美文网首页kafka
Kafka Stream简单示例(四)---定义更通用的Serd

Kafka Stream简单示例(四)---定义更通用的Serd

作者: 不1见2不3散4 | 来源:发表于2019-03-10 11:14 被阅读0次

    本篇是在《Kafka Stream简单示例(一)》《Kafka Stream简单示例(二)---聚合 Aggregation--统计总和》 以及《 Kafka Stream简单示例(三)---自定义Serde》基础上成文的,建议先阅读前三篇,以便清楚上下文关系需求背景。

    第三篇 《Kafka Stream简单示例(三)---自定义Serde》中,我们自定义了Statistic类的Serializer和Deserializer。现实中我们可能需要多个类都支持序列化和反序列,能否有泛型的Serializer和Deserializer,直接放入自己的类就可以完成工作?答案是,如果你的类,是POJO类型的,使用泛型JsonPOJOSerializer和JsonPOJODeserializer就可以。

    注意:示例中的代码只是展示流程,非生产代码,仅供参考,由此导致的问题本人概不负责。

    官方文档在这里,我用是kafka 1.0. 所以连接也是1.0版本的文档。 http://kafka.apache.org/10/documentation/streams/developer-guide/datatypes.html

    项目需求

    统计一分钟内(固定时间窗口Tumbling Window)内温度的总和与平均值。类似的还有,最大值,最小值。

    主要流程和代码

    完整的代码在这里,欢迎加星和fork。 谢谢!

    一个结果中必须同时含有总和与平均值,于是我们设计一个简单数据结构

    @Data
    @AllArgsConstructor
    @NoArgsConstructor
    public class Statistics {
        private Long avg;
        private Long sum;
        private Long count;
    }
    

    细心的人会发现本篇中的Statistic比《 Kafka Stream简单示例(三)---自定义Serde》中的Statistic多一个@NoArgsConstructor注解,这是因为我们后面使用反序列化是需要生成Statistics对象(使用默认的无参构造函数生成)。 因此需要添加@NoArgsConstructor注解。

    根据Serdes的要求,我们必须提供对应的Serializer和Deserializer。


    SerdesClass.png

    我们需要实现JsonPOJOSerializer和JsonPOJODeserializer。仍然才考LongSerializer和LongDeserializer的实现, 我们实现了StatisticsSerializer和StatisticsDeserializer。

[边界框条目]
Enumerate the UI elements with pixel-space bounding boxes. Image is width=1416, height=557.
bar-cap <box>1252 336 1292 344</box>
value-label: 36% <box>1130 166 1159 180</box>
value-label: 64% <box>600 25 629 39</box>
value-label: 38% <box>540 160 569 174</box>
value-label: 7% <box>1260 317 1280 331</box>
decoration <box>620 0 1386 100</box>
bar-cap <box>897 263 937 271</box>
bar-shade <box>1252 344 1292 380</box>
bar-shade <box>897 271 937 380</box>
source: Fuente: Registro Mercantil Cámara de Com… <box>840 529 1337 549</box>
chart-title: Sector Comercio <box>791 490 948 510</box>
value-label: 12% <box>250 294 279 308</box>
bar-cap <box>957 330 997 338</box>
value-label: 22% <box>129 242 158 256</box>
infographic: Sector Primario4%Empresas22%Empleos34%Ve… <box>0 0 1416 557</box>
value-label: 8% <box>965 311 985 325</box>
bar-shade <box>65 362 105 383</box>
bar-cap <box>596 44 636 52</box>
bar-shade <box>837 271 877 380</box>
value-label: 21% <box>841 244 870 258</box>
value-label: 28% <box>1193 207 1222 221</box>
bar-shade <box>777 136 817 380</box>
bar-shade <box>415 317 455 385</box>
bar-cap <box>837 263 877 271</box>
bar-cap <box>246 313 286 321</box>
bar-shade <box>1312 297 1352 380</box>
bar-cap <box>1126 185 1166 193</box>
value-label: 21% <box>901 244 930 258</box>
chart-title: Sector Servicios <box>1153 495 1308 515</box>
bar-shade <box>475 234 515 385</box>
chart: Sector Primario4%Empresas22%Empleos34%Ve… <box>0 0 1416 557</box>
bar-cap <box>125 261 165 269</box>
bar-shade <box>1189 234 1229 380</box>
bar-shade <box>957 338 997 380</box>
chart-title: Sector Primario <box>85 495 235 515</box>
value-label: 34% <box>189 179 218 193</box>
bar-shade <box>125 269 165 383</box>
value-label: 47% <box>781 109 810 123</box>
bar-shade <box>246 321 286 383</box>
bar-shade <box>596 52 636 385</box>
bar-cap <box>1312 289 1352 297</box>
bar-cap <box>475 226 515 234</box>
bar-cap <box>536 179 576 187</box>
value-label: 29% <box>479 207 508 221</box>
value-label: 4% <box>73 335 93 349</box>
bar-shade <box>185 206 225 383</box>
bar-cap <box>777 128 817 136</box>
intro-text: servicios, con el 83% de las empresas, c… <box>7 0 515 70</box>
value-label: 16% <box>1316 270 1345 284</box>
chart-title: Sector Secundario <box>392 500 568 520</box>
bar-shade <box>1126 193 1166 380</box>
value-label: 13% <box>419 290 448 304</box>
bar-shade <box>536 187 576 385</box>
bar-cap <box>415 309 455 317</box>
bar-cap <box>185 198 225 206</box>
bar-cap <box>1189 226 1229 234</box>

[任务说明] 请照录原文中从“注意:示例中的代码只是展示流”起、一直到“完整的代码在这里,欢迎加星和fork。 谢谢!”止的部分。 上述记录出自另一来源，与原文无关。

[答复]
注意:示例中的代码只是展示流程,非生产代码,仅供参考,由此导致的问题本人概不负责。

    官方文档在这里,我用是kafka 1.0. 所以连接也是1.0版本的文档。 http://kafka.apache.org/10/documentation/streams/developer-guide/datatypes.html

    项目需求

    统计一分钟内(固定时间窗口Tumbling Window)内温度的总和与平均值。类似的还有,最大值,最小值。

    主要流程和代码

    完整的代码在这里,欢迎加星和fork。 谢谢!